:: PROVIDED INFORMATION ::
----

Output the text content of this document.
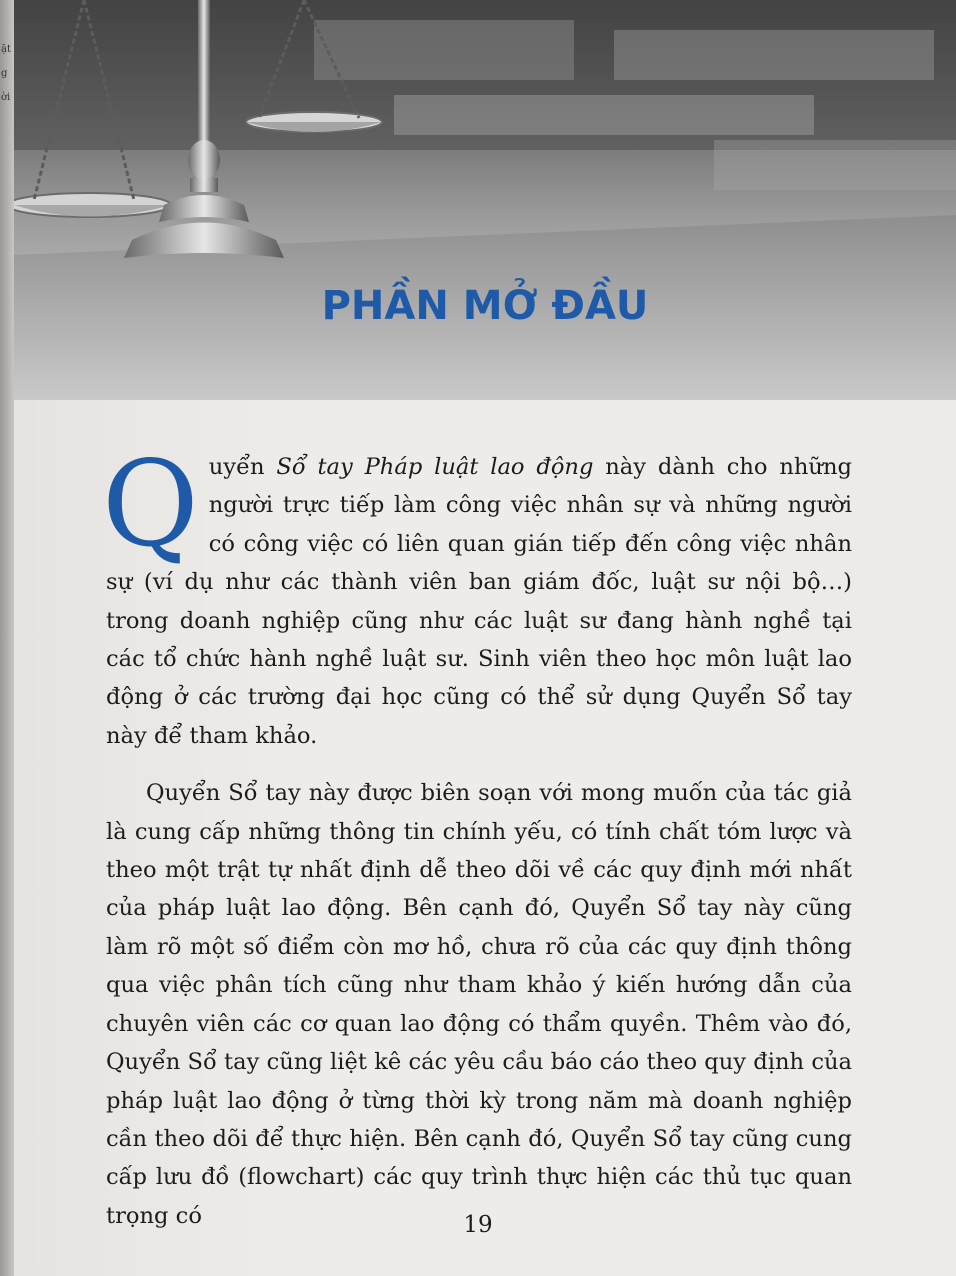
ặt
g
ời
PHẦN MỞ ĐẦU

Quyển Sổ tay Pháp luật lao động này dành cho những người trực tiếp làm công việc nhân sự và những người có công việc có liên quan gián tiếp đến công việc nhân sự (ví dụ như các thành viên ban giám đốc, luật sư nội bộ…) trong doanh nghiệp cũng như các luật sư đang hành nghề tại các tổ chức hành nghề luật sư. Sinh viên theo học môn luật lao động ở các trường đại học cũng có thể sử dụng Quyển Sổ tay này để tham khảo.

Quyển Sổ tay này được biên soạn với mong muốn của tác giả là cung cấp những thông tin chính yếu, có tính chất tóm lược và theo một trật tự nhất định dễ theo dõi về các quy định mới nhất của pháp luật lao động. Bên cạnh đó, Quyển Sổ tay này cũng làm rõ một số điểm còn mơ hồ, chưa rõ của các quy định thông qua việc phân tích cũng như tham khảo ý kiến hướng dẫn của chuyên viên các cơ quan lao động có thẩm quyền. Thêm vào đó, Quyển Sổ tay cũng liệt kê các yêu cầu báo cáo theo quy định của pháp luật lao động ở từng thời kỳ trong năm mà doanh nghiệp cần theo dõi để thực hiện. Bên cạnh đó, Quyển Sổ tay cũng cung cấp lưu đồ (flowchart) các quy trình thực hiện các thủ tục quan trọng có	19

----

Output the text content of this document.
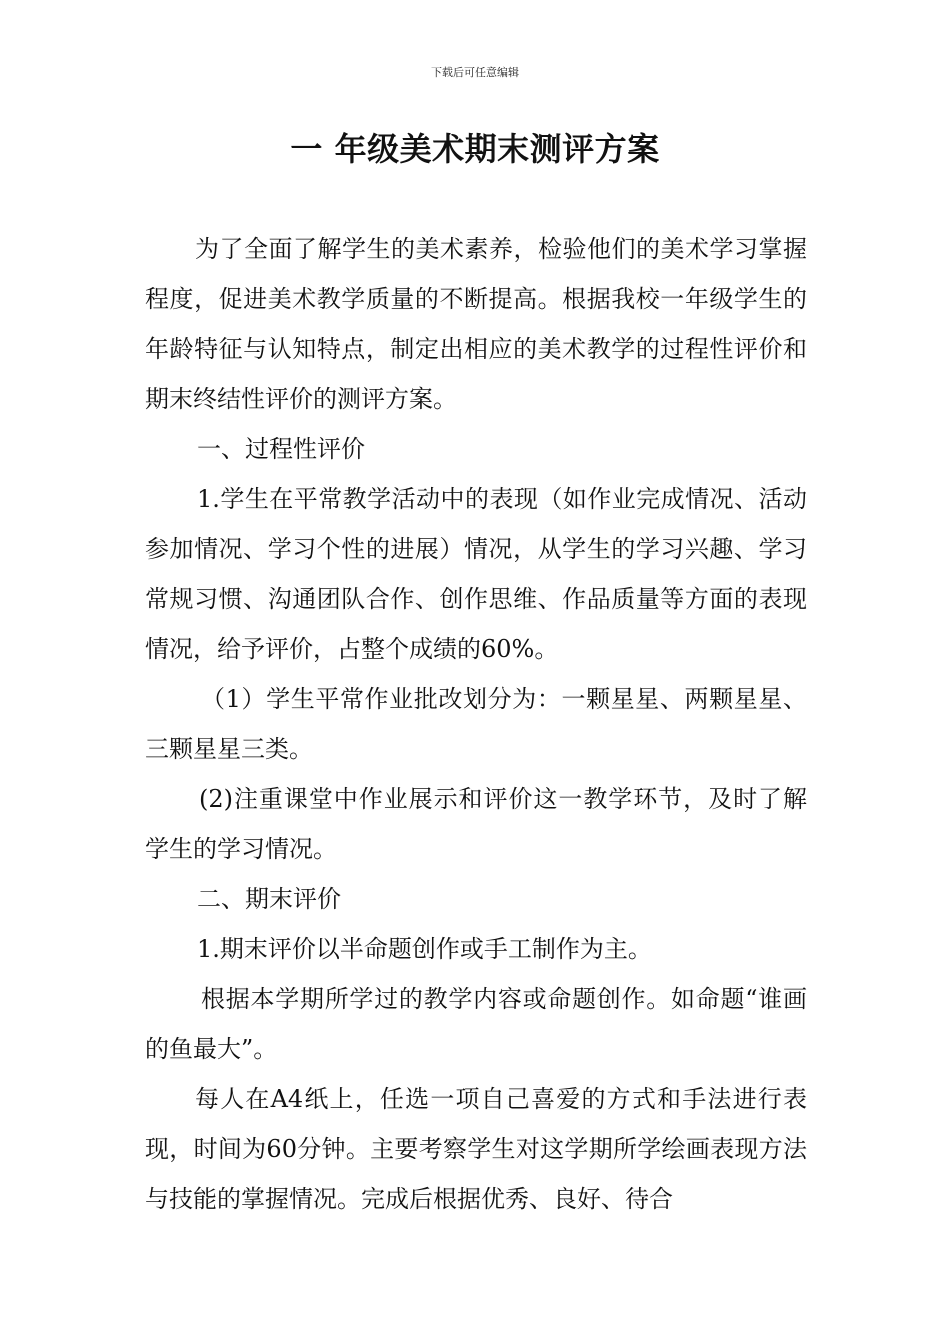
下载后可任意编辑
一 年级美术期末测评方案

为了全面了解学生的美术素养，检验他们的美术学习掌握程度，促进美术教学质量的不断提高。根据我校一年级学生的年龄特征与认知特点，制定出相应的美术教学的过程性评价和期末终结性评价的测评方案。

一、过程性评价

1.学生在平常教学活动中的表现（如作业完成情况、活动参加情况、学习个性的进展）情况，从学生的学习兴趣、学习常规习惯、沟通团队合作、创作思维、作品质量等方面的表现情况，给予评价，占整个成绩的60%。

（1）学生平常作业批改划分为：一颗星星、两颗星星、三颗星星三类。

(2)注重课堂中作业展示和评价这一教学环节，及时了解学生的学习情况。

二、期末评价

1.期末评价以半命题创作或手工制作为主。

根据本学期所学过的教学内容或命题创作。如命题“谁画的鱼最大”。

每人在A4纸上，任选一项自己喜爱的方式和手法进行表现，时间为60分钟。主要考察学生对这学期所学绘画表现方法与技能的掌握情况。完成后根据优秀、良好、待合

----

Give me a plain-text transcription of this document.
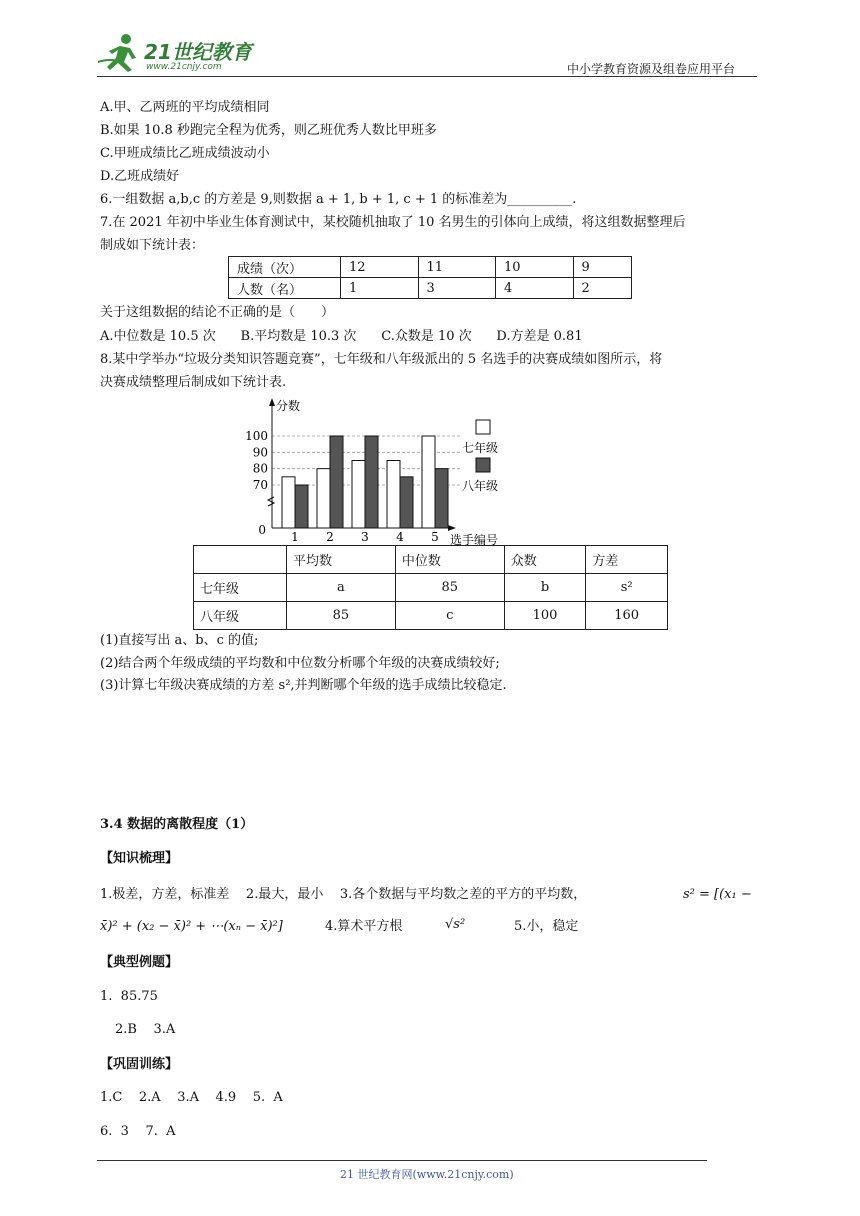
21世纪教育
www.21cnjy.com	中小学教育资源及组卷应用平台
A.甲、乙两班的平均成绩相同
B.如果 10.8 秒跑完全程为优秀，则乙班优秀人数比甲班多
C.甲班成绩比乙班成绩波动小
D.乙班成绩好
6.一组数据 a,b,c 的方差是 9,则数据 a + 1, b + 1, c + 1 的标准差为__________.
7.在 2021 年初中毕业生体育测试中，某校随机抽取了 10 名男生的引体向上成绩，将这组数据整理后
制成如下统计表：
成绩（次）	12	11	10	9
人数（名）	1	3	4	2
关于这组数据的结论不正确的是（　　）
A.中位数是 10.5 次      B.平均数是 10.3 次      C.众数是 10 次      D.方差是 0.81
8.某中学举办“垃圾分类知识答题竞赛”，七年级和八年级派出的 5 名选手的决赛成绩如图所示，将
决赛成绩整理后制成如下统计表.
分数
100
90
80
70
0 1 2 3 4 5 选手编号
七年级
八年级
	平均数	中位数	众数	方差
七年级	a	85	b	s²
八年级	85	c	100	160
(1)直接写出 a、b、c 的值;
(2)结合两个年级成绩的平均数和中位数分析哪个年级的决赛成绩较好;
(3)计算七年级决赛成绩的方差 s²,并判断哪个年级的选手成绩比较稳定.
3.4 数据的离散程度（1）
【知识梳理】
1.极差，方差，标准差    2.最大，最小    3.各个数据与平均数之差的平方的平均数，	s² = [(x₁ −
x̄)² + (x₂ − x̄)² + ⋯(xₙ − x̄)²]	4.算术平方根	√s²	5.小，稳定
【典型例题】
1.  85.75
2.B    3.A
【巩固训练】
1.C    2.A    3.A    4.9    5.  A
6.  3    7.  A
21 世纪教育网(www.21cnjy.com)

----

From the entries above, copy every line containing the word "theo".

Quyển Sổ tay Pháp luật lao động này dành cho những người trực tiếp làm công việc nhân sự và những người có công việc có liên quan gián tiếp đến công việc nhân sự (ví dụ như các thành viên ban giám đốc, luật sư nội bộ…) trong doanh nghiệp cũng như các luật sư đang hành nghề tại các tổ chức hành nghề luật sư. Sinh viên theo học môn luật lao động ở các trường đại học cũng có thể sử dụng Quyển Sổ tay này để tham khảo.
Quyển Sổ tay này được biên soạn với mong muốn của tác giả là cung cấp những thông tin chính yếu, có tính chất tóm lược và theo một trật tự nhất định dễ theo dõi về các quy định mới nhất của pháp luật lao động. Bên cạnh đó, Quyển Sổ tay này cũng làm rõ một số điểm còn mơ hồ, chưa rõ của các quy định thông qua việc phân tích cũng như tham khảo ý kiến hướng dẫn của chuyên viên các cơ quan lao động có thẩm quyền. Thêm vào đó, Quyển Sổ tay cũng liệt kê các yêu cầu báo cáo theo quy định của pháp luật lao động ở từng thời kỳ trong năm mà doanh nghiệp cần theo dõi để thực hiện. Bên cạnh đó, Quyển Sổ tay cũng cung cấp lưu đồ (flowchart) các quy trình thực hiện các thủ tục quan trọng có	19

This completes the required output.